Written request
Please render all the lines below as a numbered list, omitting any blank lines.

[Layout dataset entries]
»»

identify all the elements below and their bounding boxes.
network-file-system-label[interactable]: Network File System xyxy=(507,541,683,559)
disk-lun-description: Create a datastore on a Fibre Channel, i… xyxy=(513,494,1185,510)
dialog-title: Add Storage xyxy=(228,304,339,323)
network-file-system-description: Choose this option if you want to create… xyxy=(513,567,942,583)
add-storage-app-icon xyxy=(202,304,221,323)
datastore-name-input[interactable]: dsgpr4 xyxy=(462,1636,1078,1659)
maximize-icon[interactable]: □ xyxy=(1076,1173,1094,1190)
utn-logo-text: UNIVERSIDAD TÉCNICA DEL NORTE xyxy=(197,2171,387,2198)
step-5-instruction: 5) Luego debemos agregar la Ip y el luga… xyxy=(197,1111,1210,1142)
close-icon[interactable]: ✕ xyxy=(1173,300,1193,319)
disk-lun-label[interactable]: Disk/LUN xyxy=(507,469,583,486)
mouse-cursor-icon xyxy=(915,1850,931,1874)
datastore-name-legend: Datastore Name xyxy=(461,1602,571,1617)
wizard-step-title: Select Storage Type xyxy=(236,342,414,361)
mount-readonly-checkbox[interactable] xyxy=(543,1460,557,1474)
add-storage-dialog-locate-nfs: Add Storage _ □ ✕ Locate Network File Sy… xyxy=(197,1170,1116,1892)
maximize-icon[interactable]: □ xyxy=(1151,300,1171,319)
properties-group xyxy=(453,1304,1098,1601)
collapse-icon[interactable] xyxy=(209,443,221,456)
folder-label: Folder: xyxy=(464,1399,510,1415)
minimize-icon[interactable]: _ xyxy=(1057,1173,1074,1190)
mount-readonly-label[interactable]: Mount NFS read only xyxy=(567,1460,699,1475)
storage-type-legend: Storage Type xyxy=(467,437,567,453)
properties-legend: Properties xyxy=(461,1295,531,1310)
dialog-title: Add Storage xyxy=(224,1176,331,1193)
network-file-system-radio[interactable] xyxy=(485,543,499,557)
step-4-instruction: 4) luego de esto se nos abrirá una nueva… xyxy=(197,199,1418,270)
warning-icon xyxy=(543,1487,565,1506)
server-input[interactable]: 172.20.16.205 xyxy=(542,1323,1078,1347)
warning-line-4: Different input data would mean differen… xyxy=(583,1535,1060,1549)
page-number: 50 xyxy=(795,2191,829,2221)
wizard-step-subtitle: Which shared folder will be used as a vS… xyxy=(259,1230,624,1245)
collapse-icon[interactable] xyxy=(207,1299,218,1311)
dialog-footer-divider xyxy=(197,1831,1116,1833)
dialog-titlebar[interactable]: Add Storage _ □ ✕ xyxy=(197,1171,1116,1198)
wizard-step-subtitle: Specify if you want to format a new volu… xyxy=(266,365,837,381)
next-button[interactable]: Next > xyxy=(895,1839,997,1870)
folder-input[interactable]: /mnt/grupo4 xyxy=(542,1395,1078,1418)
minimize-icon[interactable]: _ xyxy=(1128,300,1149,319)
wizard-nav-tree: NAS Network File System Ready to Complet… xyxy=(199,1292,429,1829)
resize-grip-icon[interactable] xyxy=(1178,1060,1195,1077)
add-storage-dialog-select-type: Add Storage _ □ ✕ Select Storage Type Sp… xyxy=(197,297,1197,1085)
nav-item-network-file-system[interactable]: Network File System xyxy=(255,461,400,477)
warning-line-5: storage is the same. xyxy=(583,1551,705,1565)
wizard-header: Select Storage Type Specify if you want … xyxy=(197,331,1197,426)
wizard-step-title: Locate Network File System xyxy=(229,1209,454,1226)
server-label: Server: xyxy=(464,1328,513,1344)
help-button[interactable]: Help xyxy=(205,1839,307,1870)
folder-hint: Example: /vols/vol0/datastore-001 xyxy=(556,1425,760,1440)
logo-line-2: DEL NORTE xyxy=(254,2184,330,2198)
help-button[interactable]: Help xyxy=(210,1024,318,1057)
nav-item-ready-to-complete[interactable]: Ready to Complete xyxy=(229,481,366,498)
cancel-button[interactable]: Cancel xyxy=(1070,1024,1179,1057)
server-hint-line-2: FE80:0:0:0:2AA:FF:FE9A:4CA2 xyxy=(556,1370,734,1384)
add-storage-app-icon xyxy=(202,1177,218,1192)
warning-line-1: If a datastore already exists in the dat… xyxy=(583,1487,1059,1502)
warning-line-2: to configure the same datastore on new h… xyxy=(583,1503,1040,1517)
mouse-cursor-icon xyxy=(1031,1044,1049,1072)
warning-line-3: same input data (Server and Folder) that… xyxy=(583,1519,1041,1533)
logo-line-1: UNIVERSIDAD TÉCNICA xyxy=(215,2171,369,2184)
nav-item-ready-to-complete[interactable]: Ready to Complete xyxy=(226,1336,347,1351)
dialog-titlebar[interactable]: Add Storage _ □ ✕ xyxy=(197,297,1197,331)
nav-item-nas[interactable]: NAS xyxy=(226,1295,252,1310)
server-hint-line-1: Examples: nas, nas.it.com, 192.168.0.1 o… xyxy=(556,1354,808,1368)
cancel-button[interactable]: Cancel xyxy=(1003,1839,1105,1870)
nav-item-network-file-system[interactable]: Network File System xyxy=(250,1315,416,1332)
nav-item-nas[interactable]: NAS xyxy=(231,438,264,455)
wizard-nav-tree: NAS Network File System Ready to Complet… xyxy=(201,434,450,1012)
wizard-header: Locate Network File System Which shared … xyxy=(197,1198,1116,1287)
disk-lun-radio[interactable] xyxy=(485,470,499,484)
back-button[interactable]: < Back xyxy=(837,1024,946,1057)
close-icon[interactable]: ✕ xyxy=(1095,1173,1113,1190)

««

Written solution
1. identify all the elements below and their bounding boxes.
2. network-file-system-label[interactable]: Network File System xyxy=(507,541,683,559)
3. disk-lun-description: Create a datastore on a Fibre Channel, i… xyxy=(513,494,1185,510)
4. dialog-title: Add Storage xyxy=(228,304,339,323)
5. network-file-system-description: Choose this option if you want to create… xyxy=(513,567,942,583)
6. add-storage-app-icon xyxy=(202,304,221,323)
7. datastore-name-input[interactable]: dsgpr4 xyxy=(462,1636,1078,1659)
8. maximize-icon[interactable]: □ xyxy=(1076,1173,1094,1190)
9. utn-logo-text: UNIVERSIDAD TÉCNICA DEL NORTE xyxy=(197,2171,387,2198)
10. step-5-instruction: 5) Luego debemos agregar la Ip y el luga… xyxy=(197,1111,1210,1142)
11. close-icon[interactable]: ✕ xyxy=(1173,300,1193,319)
12. disk-lun-label[interactable]: Disk/LUN xyxy=(507,469,583,486)
13. mouse-cursor-icon xyxy=(915,1850,931,1874)
14. datastore-name-legend: Datastore Name xyxy=(461,1602,571,1617)
15. wizard-step-title: Select Storage Type xyxy=(236,342,414,361)
16. mount-readonly-checkbox[interactable] xyxy=(543,1460,557,1474)
17. add-storage-dialog-locate-nfs: Add Storage _ □ ✕ Locate Network File Sy… xyxy=(197,1170,1116,1892)
18. maximize-icon[interactable]: □ xyxy=(1151,300,1171,319)
19. properties-group xyxy=(453,1304,1098,1601)
20. collapse-icon[interactable] xyxy=(209,443,221,456)
21. folder-label: Folder: xyxy=(464,1399,510,1415)
22. minimize-icon[interactable]: _ xyxy=(1057,1173,1074,1190)
23. mount-readonly-label[interactable]: Mount NFS read only xyxy=(567,1460,699,1475)
24. storage-type-legend: Storage Type xyxy=(467,437,567,453)
25. properties-legend: Properties xyxy=(461,1295,531,1310)
26. dialog-title: Add Storage xyxy=(224,1176,331,1193)
27. network-file-system-radio[interactable] xyxy=(485,543,499,557)
28. step-4-instruction: 4) luego de esto se nos abrirá una nueva… xyxy=(197,199,1418,270)
29. warning-icon xyxy=(543,1487,565,1506)
30. server-input[interactable]: 172.20.16.205 xyxy=(542,1323,1078,1347)
31. warning-line-4: Different input data would mean differen… xyxy=(583,1535,1060,1549)
32. page-number: 50 xyxy=(795,2191,829,2221)
33. wizard-step-subtitle: Which shared folder will be used as a vS… xyxy=(259,1230,624,1245)
34. collapse-icon[interactable] xyxy=(207,1299,218,1311)
35. dialog-footer-divider xyxy=(197,1831,1116,1833)
36. dialog-titlebar[interactable]: Add Storage _ □ ✕ xyxy=(197,1171,1116,1198)
37. wizard-step-subtitle: Specify if you want to format a new volu… xyxy=(266,365,837,381)
38. next-button[interactable]: Next > xyxy=(895,1839,997,1870)
39. folder-input[interactable]: /mnt/grupo4 xyxy=(542,1395,1078,1418)
40. minimize-icon[interactable]: _ xyxy=(1128,300,1149,319)
41. wizard-nav-tree: NAS Network File System Ready to Complet… xyxy=(199,1292,429,1829)
42. resize-grip-icon[interactable] xyxy=(1178,1060,1195,1077)
43. add-storage-dialog-select-type: Add Storage _ □ ✕ Select Storage Type Sp… xyxy=(197,297,1197,1085)
44. nav-item-network-file-system[interactable]: Network File System xyxy=(255,461,400,477)
45. warning-line-5: storage is the same. xyxy=(583,1551,705,1565)
46. wizard-header: Select Storage Type Specify if you want … xyxy=(197,331,1197,426)
47. wizard-step-title: Locate Network File System xyxy=(229,1209,454,1226)
48. server-label: Server: xyxy=(464,1328,513,1344)
49. help-button[interactable]: Help xyxy=(205,1839,307,1870)
50. folder-hint: Example: /vols/vol0/datastore-001 xyxy=(556,1425,760,1440)
51. logo-line-2: DEL NORTE xyxy=(254,2184,330,2198)
52. help-button[interactable]: Help xyxy=(210,1024,318,1057)
53. nav-item-ready-to-complete[interactable]: Ready to Complete xyxy=(229,481,366,498)
54. cancel-button[interactable]: Cancel xyxy=(1070,1024,1179,1057)
55. server-hint-line-2: FE80:0:0:0:2AA:FF:FE9A:4CA2 xyxy=(556,1370,734,1384)
56. add-storage-app-icon xyxy=(202,1177,218,1192)
57. warning-line-1: If a datastore already exists in the dat… xyxy=(583,1487,1059,1502)
58. warning-line-2: to configure the same datastore on new h… xyxy=(583,1503,1040,1517)
59. mouse-cursor-icon xyxy=(1031,1044,1049,1072)
60. warning-line-3: same input data (Server and Folder) that… xyxy=(583,1519,1041,1533)
61. logo-line-1: UNIVERSIDAD TÉCNICA xyxy=(215,2171,369,2184)
62. nav-item-ready-to-complete[interactable]: Ready to Complete xyxy=(226,1336,347,1351)
63. dialog-titlebar[interactable]: Add Storage _ □ ✕ xyxy=(197,297,1197,331)
64. nav-item-nas[interactable]: NAS xyxy=(226,1295,252,1310)
65. server-hint-line-1: Examples: nas, nas.it.com, 192.168.0.1 o… xyxy=(556,1354,808,1368)
66. cancel-button[interactable]: Cancel xyxy=(1003,1839,1105,1870)
67. nav-item-network-file-system[interactable]: Network File System xyxy=(250,1315,416,1332)
68. nav-item-nas[interactable]: NAS xyxy=(231,438,264,455)
69. wizard-nav-tree: NAS Network File System Ready to Complet… xyxy=(201,434,450,1012)
70. wizard-header: Locate Network File System Which shared … xyxy=(197,1198,1116,1287)
71. disk-lun-radio[interactable] xyxy=(485,470,499,484)
72. back-button[interactable]: < Back xyxy=(837,1024,946,1057)
73. close-icon[interactable]: ✕ xyxy=(1095,1173,1113,1190)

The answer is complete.